## PROBLEM DETAILS
Copy the listing verbatim, excluding any images found in it.

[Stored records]
(begin)

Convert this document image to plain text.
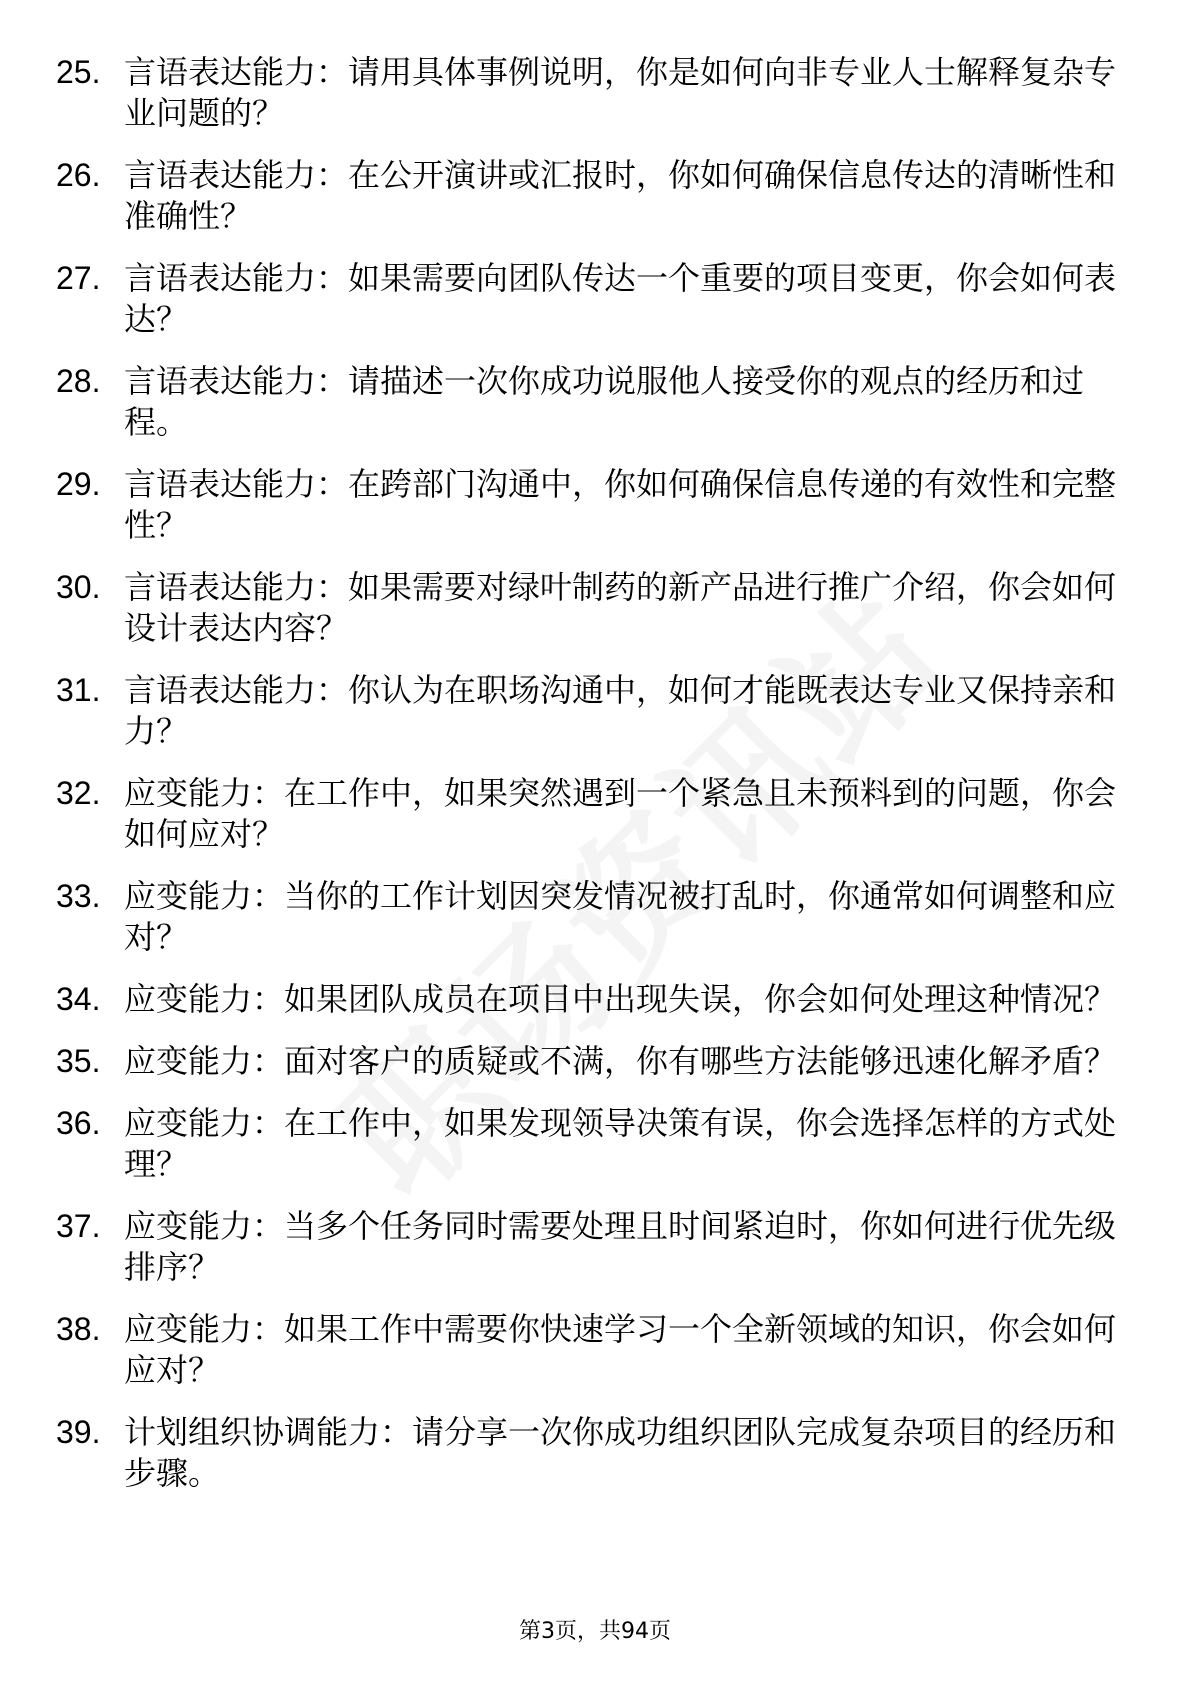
25. 言语表达能力：请用具体事例说明，你是如何向非专业人士解释复杂专业问题的？
26. 言语表达能力：在公开演讲或汇报时，你如何确保信息传达的清晰性和准确性？
27. 言语表达能力：如果需要向团队传达一个重要的项目变更，你会如何表达？
28. 言语表达能力：请描述一次你成功说服他人接受你的观点的经历和过程。
29. 言语表达能力：在跨部门沟通中，你如何确保信息传递的有效性和完整性？
30. 言语表达能力：如果需要对绿叶制药的新产品进行推广介绍，你会如何设计表达内容？
31. 言语表达能力：你认为在职场沟通中，如何才能既表达专业又保持亲和力？
32. 应变能力：在工作中，如果突然遇到一个紧急且未预料到的问题，你会如何应对？
33. 应变能力：当你的工作计划因突发情况被打乱时，你通常如何调整和应对？
34. 应变能力：如果团队成员在项目中出现失误，你会如何处理这种情况？
35. 应变能力：面对客户的质疑或不满，你有哪些方法能够迅速化解矛盾？
36. 应变能力：在工作中，如果发现领导决策有误，你会选择怎样的方式处理？
37. 应变能力：当多个任务同时需要处理且时间紧迫时，你如何进行优先级排序？
38. 应变能力：如果工作中需要你快速学习一个全新领域的知识，你会如何应对？
39. 计划组织协调能力：请分享一次你成功组织团队完成复杂项目的经历和步骤。
第3页，共94页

(end)

## ANSWER FOR THIS EXERCISE
Convert this document image to plain text.
25. 言语表达能力：请用具体事例说明，你是如何向非专业人士解释复杂专业问题的？
26. 言语表达能力：在公开演讲或汇报时，你如何确保信息传达的清晰性和准确性？
27. 言语表达能力：如果需要向团队传达一个重要的项目变更，你会如何表达？
28. 言语表达能力：请描述一次你成功说服他人接受你的观点的经历和过程。
29. 言语表达能力：在跨部门沟通中，你如何确保信息传递的有效性和完整性？
30. 言语表达能力：如果需要对绿叶制药的新产品进行推广介绍，你会如何设计表达内容？
31. 言语表达能力：你认为在职场沟通中，如何才能既表达专业又保持亲和力？
32. 应变能力：在工作中，如果突然遇到一个紧急且未预料到的问题，你会如何应对？
33. 应变能力：当你的工作计划因突发情况被打乱时，你通常如何调整和应对？
34. 应变能力：如果团队成员在项目中出现失误，你会如何处理这种情况？
35. 应变能力：面对客户的质疑或不满，你有哪些方法能够迅速化解矛盾？
36. 应变能力：在工作中，如果发现领导决策有误，你会选择怎样的方式处理？
37. 应变能力：当多个任务同时需要处理且时间紧迫时，你如何进行优先级排序？
38. 应变能力：如果工作中需要你快速学习一个全新领域的知识，你会如何应对？
39. 计划组织协调能力：请分享一次你成功组织团队完成复杂项目的经历和步骤。
第3页，共94页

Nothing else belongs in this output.